▶ **TEXTO MOSTRADO**:
┏━━
Ana niega con la cabeza y viste su rostro de una expresión de incredulidad. Sabe que es cierto. Que se casaron en mitad de unas fiestas al son de los vítores y aplausos de sus espectadores. «Locuras de juventud», pensará. Pero no sería tan descabellado si el tiempo ha querido que todavía hoy, sentados en esta terraza leonesa, permanezcan el uno al lado del otro.
– Nos comprometimos a hacer la fiesta juntos hasta que muriésemos – continúa él.
Así fue su vida en Madrid. Siempre rodeados de personas, festejando, yendo de un lado a otro con furgonetas repletas de accesorios hechos a mano para sorprender. Trabajaron y trabajaron. Trabajaron tanto que, tras algún que otro conflicto monetario con las instituciones, decidieron tomarse un año sabático.
– Nos fuimos a Extremadura, a la zona de La Vera – explica Ana. – No les caímos muy bien; nos llamaban los hippies intelectuales.
┗━━
▶ **FILAS PROPORCIONADAS**:
┏━━
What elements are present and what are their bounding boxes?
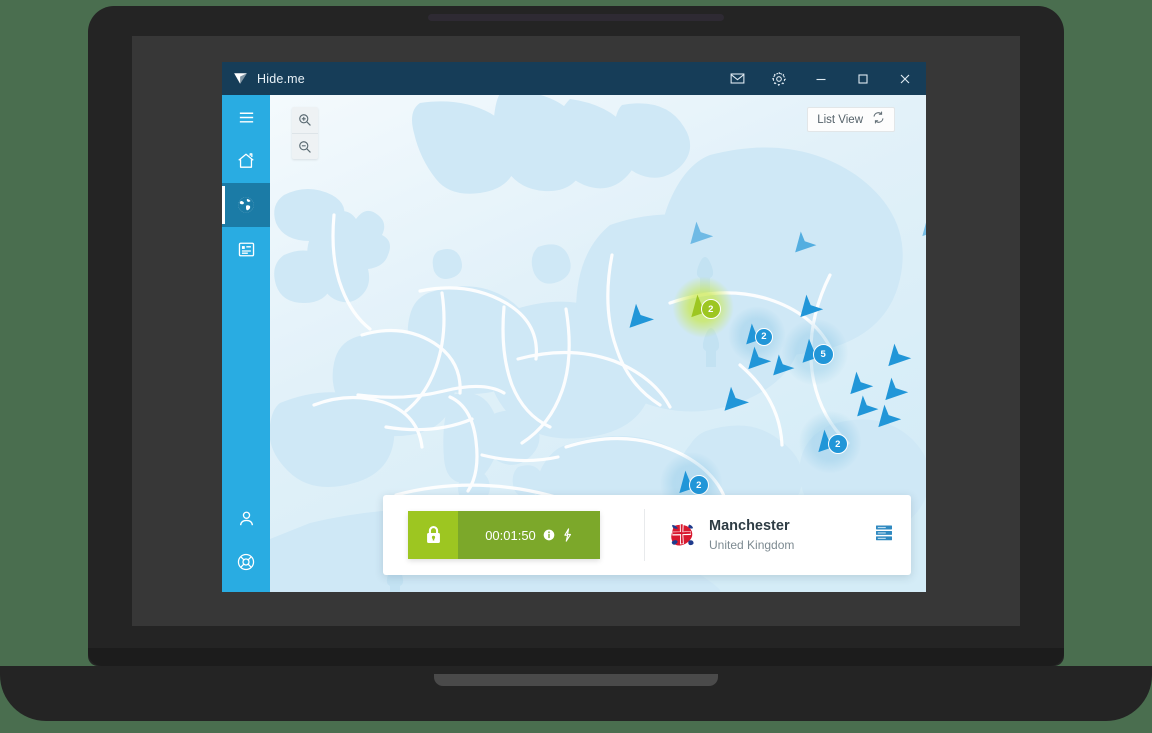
┗━━
┏━━
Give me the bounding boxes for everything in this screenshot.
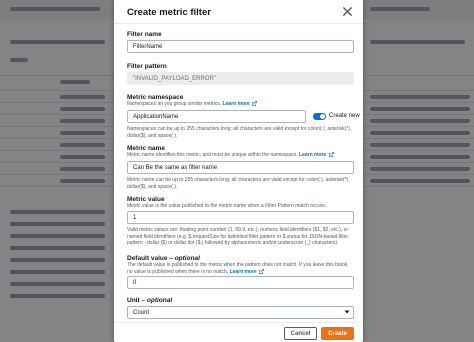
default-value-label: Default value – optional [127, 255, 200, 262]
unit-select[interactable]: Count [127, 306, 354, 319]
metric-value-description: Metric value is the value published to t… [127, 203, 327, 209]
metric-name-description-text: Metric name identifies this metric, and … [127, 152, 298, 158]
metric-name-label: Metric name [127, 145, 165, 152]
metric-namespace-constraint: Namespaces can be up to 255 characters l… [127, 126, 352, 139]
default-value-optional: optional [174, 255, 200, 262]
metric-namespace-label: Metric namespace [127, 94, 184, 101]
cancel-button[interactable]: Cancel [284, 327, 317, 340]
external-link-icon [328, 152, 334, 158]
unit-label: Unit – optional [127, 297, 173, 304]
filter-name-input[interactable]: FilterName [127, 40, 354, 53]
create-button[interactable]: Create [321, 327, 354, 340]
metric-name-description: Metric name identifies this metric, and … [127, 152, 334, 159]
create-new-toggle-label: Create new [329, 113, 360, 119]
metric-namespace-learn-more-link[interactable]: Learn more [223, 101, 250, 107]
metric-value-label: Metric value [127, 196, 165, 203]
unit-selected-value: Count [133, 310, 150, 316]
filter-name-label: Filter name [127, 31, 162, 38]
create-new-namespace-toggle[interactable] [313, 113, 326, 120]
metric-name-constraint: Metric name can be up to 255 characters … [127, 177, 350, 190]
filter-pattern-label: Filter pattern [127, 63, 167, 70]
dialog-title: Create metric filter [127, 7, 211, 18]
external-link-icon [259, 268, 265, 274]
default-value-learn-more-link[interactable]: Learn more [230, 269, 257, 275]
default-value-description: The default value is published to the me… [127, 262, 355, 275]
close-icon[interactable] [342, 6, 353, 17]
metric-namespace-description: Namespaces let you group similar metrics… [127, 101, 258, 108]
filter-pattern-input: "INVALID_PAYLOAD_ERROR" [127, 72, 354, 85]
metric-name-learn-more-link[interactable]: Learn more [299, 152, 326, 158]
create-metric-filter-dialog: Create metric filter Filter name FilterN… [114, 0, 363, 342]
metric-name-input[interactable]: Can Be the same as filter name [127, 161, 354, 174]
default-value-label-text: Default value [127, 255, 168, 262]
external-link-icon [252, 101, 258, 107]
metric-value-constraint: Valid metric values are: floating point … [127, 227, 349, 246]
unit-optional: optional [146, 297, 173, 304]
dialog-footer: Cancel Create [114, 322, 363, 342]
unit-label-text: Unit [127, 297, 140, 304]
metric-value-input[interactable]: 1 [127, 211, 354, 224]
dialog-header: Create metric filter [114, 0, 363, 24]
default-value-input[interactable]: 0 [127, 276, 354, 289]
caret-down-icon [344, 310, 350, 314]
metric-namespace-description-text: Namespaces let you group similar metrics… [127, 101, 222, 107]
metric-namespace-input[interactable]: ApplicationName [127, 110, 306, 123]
┗━━
▶ **INDICACIÓN 1**:
Enumera todos los lugares geográficos que el texto mostrado menciona con nombre propio.
▶ **INDICACIÓN 2**:
Según el texto mostrado, ¿cómo llamaban a la pareja en la zona de La Vera?
▶ **INDICACIÓN 3**:
Extrae tal cual del texto mostrado el fragmento que se abre con las palabras "Ana niega con" y se cierra con "un año sabático.".

▶ **RESPUESTA ESCRITA 1**:
Madrid, Extremadura, La Vera

▶ **RESPUESTA ESCRITA 2**:
Los llamaban los hippies intelectuales.

▶ **RESPUESTA ESCRITA 3**:
Ana niega con la cabeza y viste su rostro de una expresión de incredulidad. Sabe que es cierto. Que se casaron en mitad de unas fiestas al son de los vítores y aplausos de sus espectadores. «Locuras de juventud», pensará. Pero no sería tan descabellado si el tiempo ha querido que todavía hoy, sentados en esta terraza leonesa, permanezcan el uno al lado del otro.
– Nos comprometimos a hacer la fiesta juntos hasta que muriésemos – continúa él.
Así fue su vida en Madrid. Siempre rodeados de personas, festejando, yendo de un lado a otro con furgonetas repletas de accesorios hechos a mano para sorprender. Trabajaron y trabajaron. Trabajaron tanto que, tras algún que otro conflicto monetario con las instituciones, decidieron tomarse un año sabático.